What the exercise asks →
Please filter the material below down to the lines that contain the string "sidebar", and copy each of those lines in full.
>> Start
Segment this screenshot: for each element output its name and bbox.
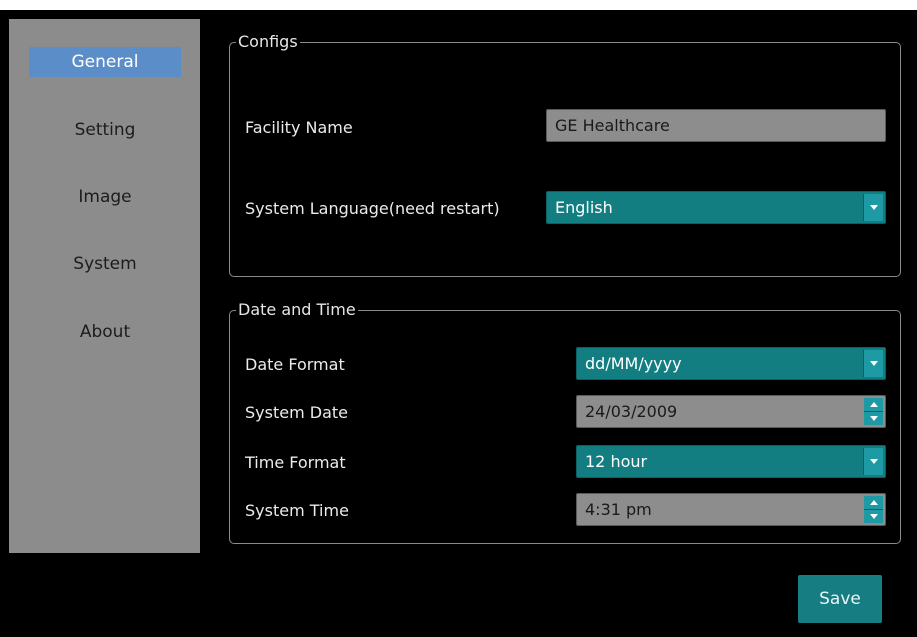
arrow-up-icon [869,402,878,407]
sidebar-item-general[interactable]: General [29,47,181,77]
date-format-select[interactable]: dd/MM/yyyy [576,347,886,380]
arrow-down-icon [869,514,878,519]
save-button[interactable]: Save [798,575,882,623]
sidebar-item-system[interactable]: System [29,249,181,279]
system-time-value: 4:31 pm [585,500,652,519]
date-time-group-title: Date and Time [236,300,358,320]
system-date-decrement-button[interactable] [864,412,883,425]
time-format-select[interactable]: 12 hour [576,445,886,478]
system-time-label: System Time [245,501,349,520]
configs-group: Configs Facility Name GE Healthcare Syst… [229,32,901,277]
date-format-dropdown-button[interactable] [863,350,883,377]
chevron-down-icon [869,459,878,464]
system-language-label: System Language(need restart) [245,199,500,218]
system-date-label: System Date [245,403,348,422]
sidebar-item-image[interactable]: Image [29,182,181,212]
date-format-value: dd/MM/yyyy [585,354,682,373]
chevron-down-icon [869,205,878,210]
settings-screen: General Setting Image System About Confi… [0,10,917,637]
facility-name-label: Facility Name [245,118,353,137]
facility-name-input[interactable]: GE Healthcare [546,109,886,142]
system-time-decrement-button[interactable] [864,510,883,523]
system-language-select[interactable]: English [546,191,886,224]
time-format-label: Time Format [245,453,346,472]
system-date-spinner [864,398,883,425]
system-time-increment-button[interactable] [864,496,883,510]
system-language-value: English [555,198,613,217]
system-date-value: 24/03/2009 [585,402,678,421]
arrow-up-icon [869,500,878,505]
date-time-group: Date and Time Date Format dd/MM/yyyy Sys… [229,300,901,544]
facility-name-value: GE Healthcare [555,116,670,135]
date-format-label: Date Format [245,355,345,374]
system-date-input[interactable]: 24/03/2009 [576,395,886,428]
time-format-value: 12 hour [585,452,648,471]
chevron-down-icon [869,361,878,366]
system-date-increment-button[interactable] [864,398,883,412]
sidebar-item-about[interactable]: About [29,317,181,347]
configs-group-title: Configs [236,32,300,52]
time-format-dropdown-button[interactable] [863,448,883,475]
sidebar-item-setting[interactable]: Setting [29,115,181,145]
language-dropdown-button[interactable] [863,194,883,221]
arrow-down-icon [869,416,878,421]
system-time-input[interactable]: 4:31 pm [576,493,886,526]
system-time-spinner [864,496,883,523]
sidebar: General Setting Image System About [9,19,200,553]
>> End
Exercise solution →
sidebar-item-general[interactable]: General [29,47,181,77]
sidebar-item-system[interactable]: System [29,249,181,279]
sidebar-item-image[interactable]: Image [29,182,181,212]
sidebar-item-about[interactable]: About [29,317,181,347]
sidebar-item-setting[interactable]: Setting [29,115,181,145]
sidebar: General Setting Image System About [9,19,200,553]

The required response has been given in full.